What is needed
Output word for word the lines from the one with "Extract all readable text from this page." to the final line of the data, both ends included, but skip the pictures.

Material supplied
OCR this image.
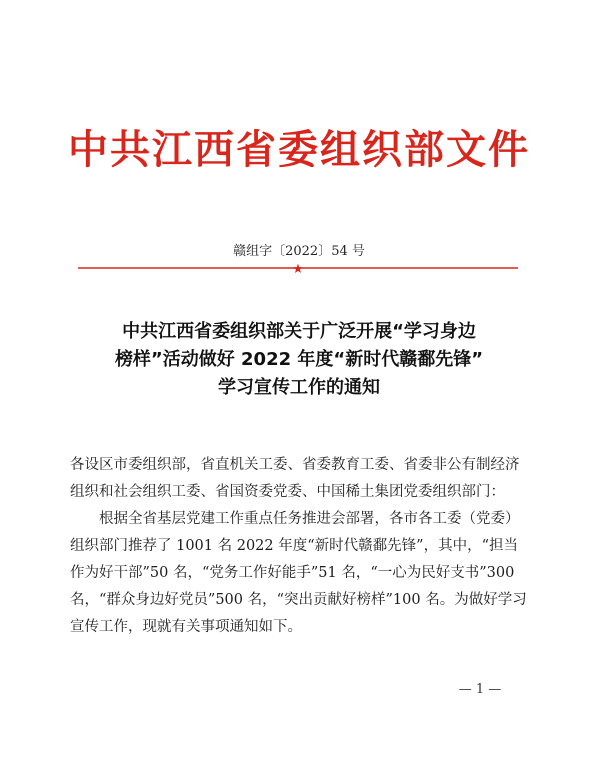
中共江西省委组织部文件
赣组字〔2022〕54 号
★
中共江西省委组织部关于广泛开展“学习身边
榜样”活动做好 2022 年度“新时代赣鄱先锋”
学习宣传工作的通知

各设区市委组织部，省直机关工委、省委教育工委、省委非公有制经济组织和社会组织工委、省国资委党委、中国稀土集团党委组织部门：

根据全省基层党建工作重点任务推进会部署，各市各工委（党委）组织部门推荐了 1001 名 2022 年度“新时代赣鄱先锋”，其中，“担当作为好干部”50 名，“党务工作好能手”51 名，“一心为民好支书”300 名，“群众身边好党员”500 名，“突出贡献好榜样”100 名。为做好学习宣传工作，现就有关事项通知如下。

— 1 —
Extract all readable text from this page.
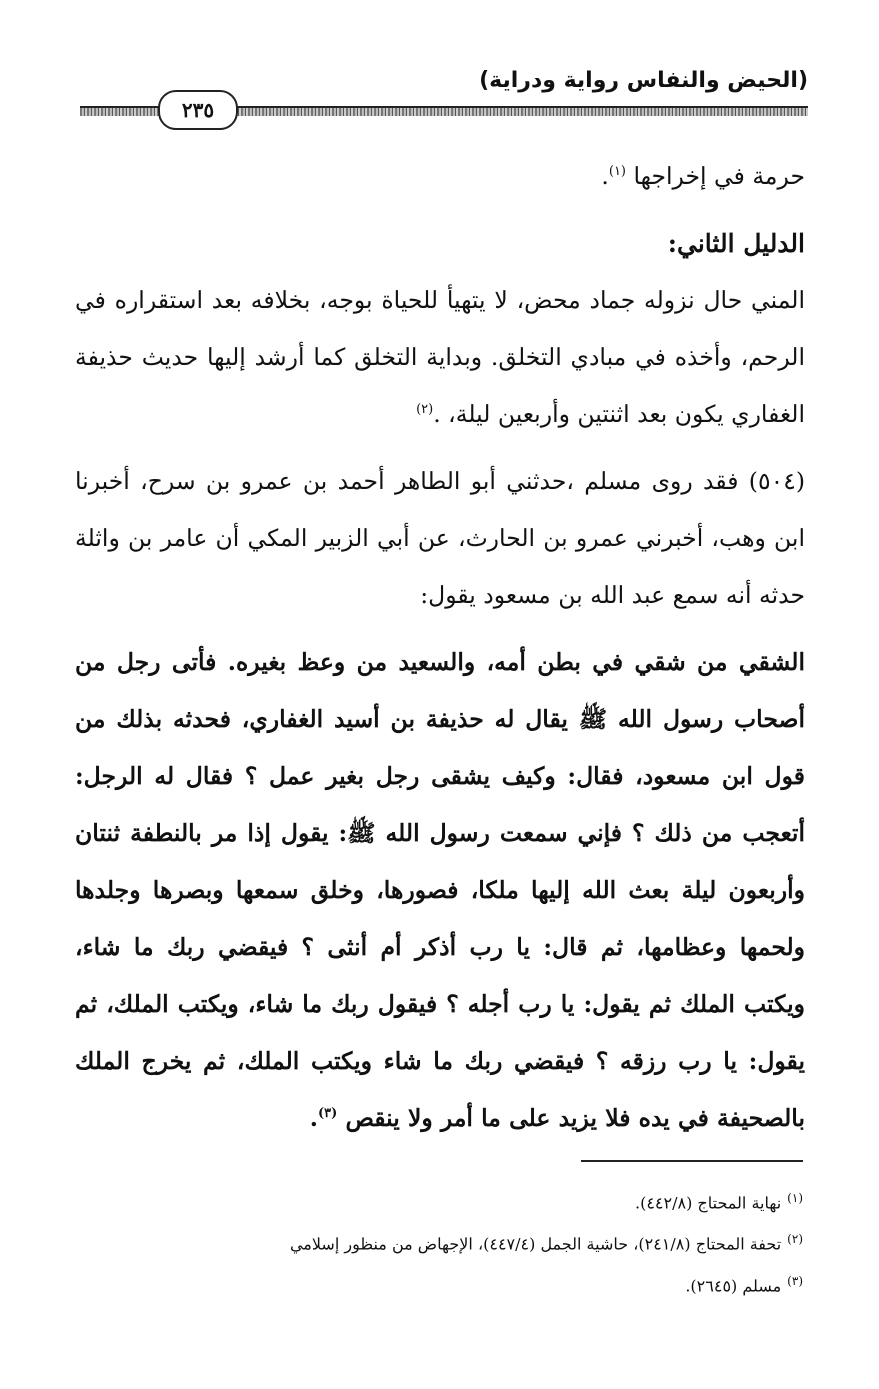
(الحيض والنفاس رواية ودراية)
٢٣٥

حرمة في إخراجها $^{(١)}$.

الدليل الثاني:

المني حال نزوله جماد محض، لا يتهيأ للحياة بوجه، بخلافه بعد استقراره في الرحم، وأخذه في مبادي التخلق. وبداية التخلق كما أرشد إليها حديث حذيفة الغفاري يكون بعد اثنتين وأربعين ليلة، .$^{(٢)}$

(٥٠٤) فقد روى مسلم ،حدثني أبو الطاهر أحمد بن عمرو بن سرح، أخبرنا ابن وهب، أخبرني عمرو بن الحارث، عن أبي الزبير المكي أن عامر بن واثلة حدثه أنه سمع عبد الله بن مسعود يقول:

الشقي من شقي في بطن أمه، والسعيد من وعظ بغيره. فأتى رجل من أصحاب رسول الله ﷺ يقال له حذيفة بن أسيد الغفاري، فحدثه بذلك من قول ابن مسعود، فقال: وكيف يشقى رجل بغير عمل ؟ فقال له الرجل: أتعجب من ذلك ؟ فإني سمعت رسول الله ﷺ: يقول إذا مر بالنطفة ثنتان وأربعون ليلة بعث الله إليها ملكا، فصورها، وخلق سمعها وبصرها وجلدها ولحمها وعظامها، ثم قال: يا رب أذكر أم أنثى ؟ فيقضي ربك ما شاء، ويكتب الملك ثم يقول: يا رب أجله ؟ فيقول ربك ما شاء، ويكتب الملك، ثم يقول: يا رب رزقه ؟ فيقضي ربك ما شاء ويكتب الملك، ثم يخرج الملك بالصحيفة في يده فلا يزيد على ما أمر ولا ينقص $^{(٣)}$.

$^{(١)}$نهاية المحتاج (٤٤٢/٨).

$^{(٢)}$تحفة المحتاج (٢٤١/٨)، حاشية الجمل (٤٤٧/٤)، الإجهاض من منظور إسلامي

$^{(٣)}$مسلم (٢٦٤٥).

Response
Extract all readable text from this page.
(الحيض والنفاس رواية ودراية)
٢٣٥

حرمة في إخراجها $^{(١)}$.

الدليل الثاني:

المني حال نزوله جماد محض، لا يتهيأ للحياة بوجه، بخلافه بعد استقراره في الرحم، وأخذه في مبادي التخلق. وبداية التخلق كما أرشد إليها حديث حذيفة الغفاري يكون بعد اثنتين وأربعين ليلة، .$^{(٢)}$

(٥٠٤) فقد روى مسلم ،حدثني أبو الطاهر أحمد بن عمرو بن سرح، أخبرنا ابن وهب، أخبرني عمرو بن الحارث، عن أبي الزبير المكي أن عامر بن واثلة حدثه أنه سمع عبد الله بن مسعود يقول:

الشقي من شقي في بطن أمه، والسعيد من وعظ بغيره. فأتى رجل من أصحاب رسول الله ﷺ يقال له حذيفة بن أسيد الغفاري، فحدثه بذلك من قول ابن مسعود، فقال: وكيف يشقى رجل بغير عمل ؟ فقال له الرجل: أتعجب من ذلك ؟ فإني سمعت رسول الله ﷺ: يقول إذا مر بالنطفة ثنتان وأربعون ليلة بعث الله إليها ملكا، فصورها، وخلق سمعها وبصرها وجلدها ولحمها وعظامها، ثم قال: يا رب أذكر أم أنثى ؟ فيقضي ربك ما شاء، ويكتب الملك ثم يقول: يا رب أجله ؟ فيقول ربك ما شاء، ويكتب الملك، ثم يقول: يا رب رزقه ؟ فيقضي ربك ما شاء ويكتب الملك، ثم يخرج الملك بالصحيفة في يده فلا يزيد على ما أمر ولا ينقص $^{(٣)}$.

$^{(١)}$نهاية المحتاج (٤٤٢/٨).

$^{(٢)}$تحفة المحتاج (٢٤١/٨)، حاشية الجمل (٤٤٧/٤)، الإجهاض من منظور إسلامي

$^{(٣)}$مسلم (٢٦٤٥).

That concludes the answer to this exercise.